_Stored data_
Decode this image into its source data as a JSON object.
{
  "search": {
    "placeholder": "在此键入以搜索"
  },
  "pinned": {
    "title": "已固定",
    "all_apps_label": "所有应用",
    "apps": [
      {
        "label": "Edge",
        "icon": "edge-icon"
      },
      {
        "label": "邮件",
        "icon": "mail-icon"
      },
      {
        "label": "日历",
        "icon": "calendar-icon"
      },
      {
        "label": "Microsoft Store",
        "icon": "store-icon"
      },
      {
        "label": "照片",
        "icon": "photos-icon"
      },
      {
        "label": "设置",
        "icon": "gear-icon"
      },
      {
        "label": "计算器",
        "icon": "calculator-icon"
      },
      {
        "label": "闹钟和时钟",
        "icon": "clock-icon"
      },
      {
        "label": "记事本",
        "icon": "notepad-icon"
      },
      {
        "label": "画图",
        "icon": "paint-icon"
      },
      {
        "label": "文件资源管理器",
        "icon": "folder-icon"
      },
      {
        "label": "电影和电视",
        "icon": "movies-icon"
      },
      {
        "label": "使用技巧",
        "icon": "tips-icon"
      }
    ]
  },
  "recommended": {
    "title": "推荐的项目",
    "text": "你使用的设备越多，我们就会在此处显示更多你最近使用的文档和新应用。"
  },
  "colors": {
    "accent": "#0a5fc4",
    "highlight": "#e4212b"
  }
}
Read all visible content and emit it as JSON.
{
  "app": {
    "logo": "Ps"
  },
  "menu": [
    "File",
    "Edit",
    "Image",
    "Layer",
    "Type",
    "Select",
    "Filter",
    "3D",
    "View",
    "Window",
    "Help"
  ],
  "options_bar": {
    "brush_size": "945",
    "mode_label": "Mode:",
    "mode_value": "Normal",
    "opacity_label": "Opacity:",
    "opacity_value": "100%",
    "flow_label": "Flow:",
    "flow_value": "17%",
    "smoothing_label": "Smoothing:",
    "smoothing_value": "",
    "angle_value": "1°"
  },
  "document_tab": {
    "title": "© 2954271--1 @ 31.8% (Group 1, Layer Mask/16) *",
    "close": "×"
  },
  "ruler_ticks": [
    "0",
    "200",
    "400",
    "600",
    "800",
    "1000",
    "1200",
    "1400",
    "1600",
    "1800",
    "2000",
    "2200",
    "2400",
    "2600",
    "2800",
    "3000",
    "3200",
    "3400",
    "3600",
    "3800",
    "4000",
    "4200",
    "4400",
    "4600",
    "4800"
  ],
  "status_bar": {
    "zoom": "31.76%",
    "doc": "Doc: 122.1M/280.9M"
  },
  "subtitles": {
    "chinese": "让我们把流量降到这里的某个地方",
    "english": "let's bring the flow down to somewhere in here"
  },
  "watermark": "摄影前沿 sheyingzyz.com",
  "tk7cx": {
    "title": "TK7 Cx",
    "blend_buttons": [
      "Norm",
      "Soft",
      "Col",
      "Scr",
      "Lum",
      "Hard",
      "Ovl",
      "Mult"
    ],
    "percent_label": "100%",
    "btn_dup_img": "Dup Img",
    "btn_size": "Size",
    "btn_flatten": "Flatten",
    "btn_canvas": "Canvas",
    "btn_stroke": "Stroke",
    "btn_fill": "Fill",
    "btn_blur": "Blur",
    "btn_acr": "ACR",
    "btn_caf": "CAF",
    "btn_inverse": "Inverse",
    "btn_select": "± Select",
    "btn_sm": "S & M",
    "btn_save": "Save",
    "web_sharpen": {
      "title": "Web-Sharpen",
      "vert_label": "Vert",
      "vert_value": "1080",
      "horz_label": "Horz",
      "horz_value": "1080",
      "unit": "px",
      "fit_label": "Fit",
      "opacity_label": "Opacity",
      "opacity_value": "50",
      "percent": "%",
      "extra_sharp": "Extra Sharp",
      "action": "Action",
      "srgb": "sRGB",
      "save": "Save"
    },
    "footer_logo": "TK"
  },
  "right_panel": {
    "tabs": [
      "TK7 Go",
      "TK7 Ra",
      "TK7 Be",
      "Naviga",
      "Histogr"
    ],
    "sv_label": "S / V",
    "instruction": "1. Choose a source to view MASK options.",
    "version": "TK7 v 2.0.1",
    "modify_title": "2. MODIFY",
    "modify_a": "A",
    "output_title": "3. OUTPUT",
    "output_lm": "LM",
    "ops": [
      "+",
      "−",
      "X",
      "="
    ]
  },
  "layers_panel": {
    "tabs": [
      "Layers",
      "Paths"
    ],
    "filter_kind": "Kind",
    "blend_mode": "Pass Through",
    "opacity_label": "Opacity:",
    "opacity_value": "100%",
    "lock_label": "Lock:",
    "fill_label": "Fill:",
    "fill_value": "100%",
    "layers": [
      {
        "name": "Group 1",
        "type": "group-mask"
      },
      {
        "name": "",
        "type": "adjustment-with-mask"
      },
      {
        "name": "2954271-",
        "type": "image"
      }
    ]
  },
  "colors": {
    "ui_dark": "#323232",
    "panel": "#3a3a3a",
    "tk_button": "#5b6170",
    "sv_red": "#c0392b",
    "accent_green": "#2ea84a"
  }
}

_Request_
Output the listing above word for word.

_Result of the task_
Decode this image into its source data as a JSON object.
{
  "search": {
    "placeholder": "在此键入以搜索"
  },
  "pinned": {
    "title": "已固定",
    "all_apps_label": "所有应用",
    "apps": [
      {
        "label": "Edge",
        "icon": "edge-icon"
      },
      {
        "label": "邮件",
        "icon": "mail-icon"
      },
      {
        "label": "日历",
        "icon": "calendar-icon"
      },
      {
        "label": "Microsoft Store",
        "icon": "store-icon"
      },
      {
        "label": "照片",
        "icon": "photos-icon"
      },
      {
        "label": "设置",
        "icon": "gear-icon"
      },
      {
        "label": "计算器",
        "icon": "calculator-icon"
      },
      {
        "label": "闹钟和时钟",
        "icon": "clock-icon"
      },
      {
        "label": "记事本",
        "icon": "notepad-icon"
      },
      {
        "label": "画图",
        "icon": "paint-icon"
      },
      {
        "label": "文件资源管理器",
        "icon": "folder-icon"
      },
      {
        "label": "电影和电视",
        "icon": "movies-icon"
      },
      {
        "label": "使用技巧",
        "icon": "tips-icon"
      }
    ]
  },
  "recommended": {
    "title": "推荐的项目",
    "text": "你使用的设备越多，我们就会在此处显示更多你最近使用的文档和新应用。"
  },
  "colors": {
    "accent": "#0a5fc4",
    "highlight": "#e4212b"
  }
}
Read all visible content and emit it as JSON.
{
  "app": {
    "logo": "Ps"
  },
  "menu": [
    "File",
    "Edit",
    "Image",
    "Layer",
    "Type",
    "Select",
    "Filter",
    "3D",
    "View",
    "Window",
    "Help"
  ],
  "options_bar": {
    "brush_size": "945",
    "mode_label": "Mode:",
    "mode_value": "Normal",
    "opacity_label": "Opacity:",
    "opacity_value": "100%",
    "flow_label": "Flow:",
    "flow_value": "17%",
    "smoothing_label": "Smoothing:",
    "smoothing_value": "",
    "angle_value": "1°"
  },
  "document_tab": {
    "title": "© 2954271--1 @ 31.8% (Group 1, Layer Mask/16) *",
    "close": "×"
  },
  "ruler_ticks": [
    "0",
    "200",
    "400",
    "600",
    "800",
    "1000",
    "1200",
    "1400",
    "1600",
    "1800",
    "2000",
    "2200",
    "2400",
    "2600",
    "2800",
    "3000",
    "3200",
    "3400",
    "3600",
    "3800",
    "4000",
    "4200",
    "4400",
    "4600",
    "4800"
  ],
  "status_bar": {
    "zoom": "31.76%",
    "doc": "Doc: 122.1M/280.9M"
  },
  "subtitles": {
    "chinese": "让我们把流量降到这里的某个地方",
    "english": "let's bring the flow down to somewhere in here"
  },
  "watermark": "摄影前沿 sheyingzyz.com",
  "tk7cx": {
    "title": "TK7 Cx",
    "blend_buttons": [
      "Norm",
      "Soft",
      "Col",
      "Scr",
      "Lum",
      "Hard",
      "Ovl",
      "Mult"
    ],
    "percent_label": "100%",
    "btn_dup_img": "Dup Img",
    "btn_size": "Size",
    "btn_flatten": "Flatten",
    "btn_canvas": "Canvas",
    "btn_stroke": "Stroke",
    "btn_fill": "Fill",
    "btn_blur": "Blur",
    "btn_acr": "ACR",
    "btn_caf": "CAF",
    "btn_inverse": "Inverse",
    "btn_select": "± Select",
    "btn_sm": "S & M",
    "btn_save": "Save",
    "web_sharpen": {
      "title": "Web-Sharpen",
      "vert_label": "Vert",
      "vert_value": "1080",
      "horz_label": "Horz",
      "horz_value": "1080",
      "unit": "px",
      "fit_label": "Fit",
      "opacity_label": "Opacity",
      "opacity_value": "50",
      "percent": "%",
      "extra_sharp": "Extra Sharp",
      "action": "Action",
      "srgb": "sRGB",
      "save": "Save"
    },
    "footer_logo": "TK"
  },
  "right_panel": {
    "tabs": [
      "TK7 Go",
      "TK7 Ra",
      "TK7 Be",
      "Naviga",
      "Histogr"
    ],
    "sv_label": "S / V",
    "instruction": "1. Choose a source to view MASK options.",
    "version": "TK7 v 2.0.1",
    "modify_title": "2. MODIFY",
    "modify_a": "A",
    "output_title": "3. OUTPUT",
    "output_lm": "LM",
    "ops": [
      "+",
      "−",
      "X",
      "="
    ]
  },
  "layers_panel": {
    "tabs": [
      "Layers",
      "Paths"
    ],
    "filter_kind": "Kind",
    "blend_mode": "Pass Through",
    "opacity_label": "Opacity:",
    "opacity_value": "100%",
    "lock_label": "Lock:",
    "fill_label": "Fill:",
    "fill_value": "100%",
    "layers": [
      {
        "name": "Group 1",
        "type": "group-mask"
      },
      {
        "name": "",
        "type": "adjustment-with-mask"
      },
      {
        "name": "2954271-",
        "type": "image"
      }
    ]
  },
  "colors": {
    "ui_dark": "#323232",
    "panel": "#3a3a3a",
    "tk_button": "#5b6170",
    "sv_red": "#c0392b",
    "accent_green": "#2ea84a"
  }
}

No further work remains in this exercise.